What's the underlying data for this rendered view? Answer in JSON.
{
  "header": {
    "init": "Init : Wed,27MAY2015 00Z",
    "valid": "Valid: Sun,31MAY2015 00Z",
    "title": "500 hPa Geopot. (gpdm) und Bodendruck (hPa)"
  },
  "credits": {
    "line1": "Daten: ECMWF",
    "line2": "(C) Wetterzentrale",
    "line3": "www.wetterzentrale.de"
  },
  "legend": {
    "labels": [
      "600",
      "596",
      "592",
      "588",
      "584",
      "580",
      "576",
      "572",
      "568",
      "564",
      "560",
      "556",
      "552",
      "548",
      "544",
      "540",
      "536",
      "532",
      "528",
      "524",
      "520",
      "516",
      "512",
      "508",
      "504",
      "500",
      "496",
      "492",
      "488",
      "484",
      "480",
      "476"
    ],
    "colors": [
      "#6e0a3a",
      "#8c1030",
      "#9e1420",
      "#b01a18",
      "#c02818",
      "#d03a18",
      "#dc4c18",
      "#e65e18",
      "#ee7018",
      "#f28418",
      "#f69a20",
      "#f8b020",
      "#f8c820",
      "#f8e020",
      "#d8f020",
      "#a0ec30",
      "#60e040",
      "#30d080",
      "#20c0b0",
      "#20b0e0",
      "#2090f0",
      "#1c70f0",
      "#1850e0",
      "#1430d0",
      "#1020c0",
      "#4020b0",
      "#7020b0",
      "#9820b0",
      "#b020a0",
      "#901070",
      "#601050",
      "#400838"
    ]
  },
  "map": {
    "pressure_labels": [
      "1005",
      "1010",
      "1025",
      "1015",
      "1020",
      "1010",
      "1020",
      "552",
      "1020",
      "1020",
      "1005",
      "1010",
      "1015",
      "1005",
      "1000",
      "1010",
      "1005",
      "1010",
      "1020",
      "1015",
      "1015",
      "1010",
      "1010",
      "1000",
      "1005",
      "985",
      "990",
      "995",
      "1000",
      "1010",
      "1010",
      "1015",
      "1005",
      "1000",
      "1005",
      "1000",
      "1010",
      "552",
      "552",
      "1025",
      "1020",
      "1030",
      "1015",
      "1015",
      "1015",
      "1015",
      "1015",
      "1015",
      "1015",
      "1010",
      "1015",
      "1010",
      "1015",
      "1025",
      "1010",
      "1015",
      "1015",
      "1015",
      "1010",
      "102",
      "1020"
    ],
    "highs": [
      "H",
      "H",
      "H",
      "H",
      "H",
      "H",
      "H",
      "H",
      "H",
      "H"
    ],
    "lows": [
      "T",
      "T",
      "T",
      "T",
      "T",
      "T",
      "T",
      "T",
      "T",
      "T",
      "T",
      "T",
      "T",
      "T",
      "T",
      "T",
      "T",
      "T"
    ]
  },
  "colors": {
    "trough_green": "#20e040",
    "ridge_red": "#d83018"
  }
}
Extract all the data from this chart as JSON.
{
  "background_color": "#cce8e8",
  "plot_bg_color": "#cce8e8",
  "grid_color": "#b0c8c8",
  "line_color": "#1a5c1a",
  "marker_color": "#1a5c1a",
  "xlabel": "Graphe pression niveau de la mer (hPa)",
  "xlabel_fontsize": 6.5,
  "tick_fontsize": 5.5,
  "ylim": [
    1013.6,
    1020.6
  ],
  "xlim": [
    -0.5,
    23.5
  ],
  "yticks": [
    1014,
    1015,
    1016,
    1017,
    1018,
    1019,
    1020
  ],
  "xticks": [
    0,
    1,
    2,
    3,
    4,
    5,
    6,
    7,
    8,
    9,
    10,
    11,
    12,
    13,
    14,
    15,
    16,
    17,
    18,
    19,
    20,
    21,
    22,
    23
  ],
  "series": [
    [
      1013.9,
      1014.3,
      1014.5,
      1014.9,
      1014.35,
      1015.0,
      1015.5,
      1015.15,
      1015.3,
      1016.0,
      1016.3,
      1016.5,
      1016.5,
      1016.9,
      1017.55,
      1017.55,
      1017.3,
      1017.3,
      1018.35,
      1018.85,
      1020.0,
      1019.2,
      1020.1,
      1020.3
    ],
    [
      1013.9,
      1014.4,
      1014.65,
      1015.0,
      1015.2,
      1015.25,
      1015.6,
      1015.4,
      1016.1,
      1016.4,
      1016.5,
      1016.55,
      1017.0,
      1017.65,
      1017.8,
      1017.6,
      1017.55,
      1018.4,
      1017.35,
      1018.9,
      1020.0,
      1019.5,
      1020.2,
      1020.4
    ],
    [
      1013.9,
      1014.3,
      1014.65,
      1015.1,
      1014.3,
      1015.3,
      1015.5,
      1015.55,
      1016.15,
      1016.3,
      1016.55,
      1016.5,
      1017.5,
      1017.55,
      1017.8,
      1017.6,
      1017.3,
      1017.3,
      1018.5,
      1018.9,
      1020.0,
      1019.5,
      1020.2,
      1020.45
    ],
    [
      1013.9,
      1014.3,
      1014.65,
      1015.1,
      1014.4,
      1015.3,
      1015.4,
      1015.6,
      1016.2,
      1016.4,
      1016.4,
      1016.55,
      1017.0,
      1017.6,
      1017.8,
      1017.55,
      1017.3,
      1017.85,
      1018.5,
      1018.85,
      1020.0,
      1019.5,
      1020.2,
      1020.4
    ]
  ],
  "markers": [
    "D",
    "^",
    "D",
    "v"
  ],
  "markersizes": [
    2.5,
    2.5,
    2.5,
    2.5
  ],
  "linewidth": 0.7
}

TASK DIRECTIONS:
Of all the lines in the entries, how many contain the word "JSON"? Give only the number.

OUTPUT FOR THIS TASK:
2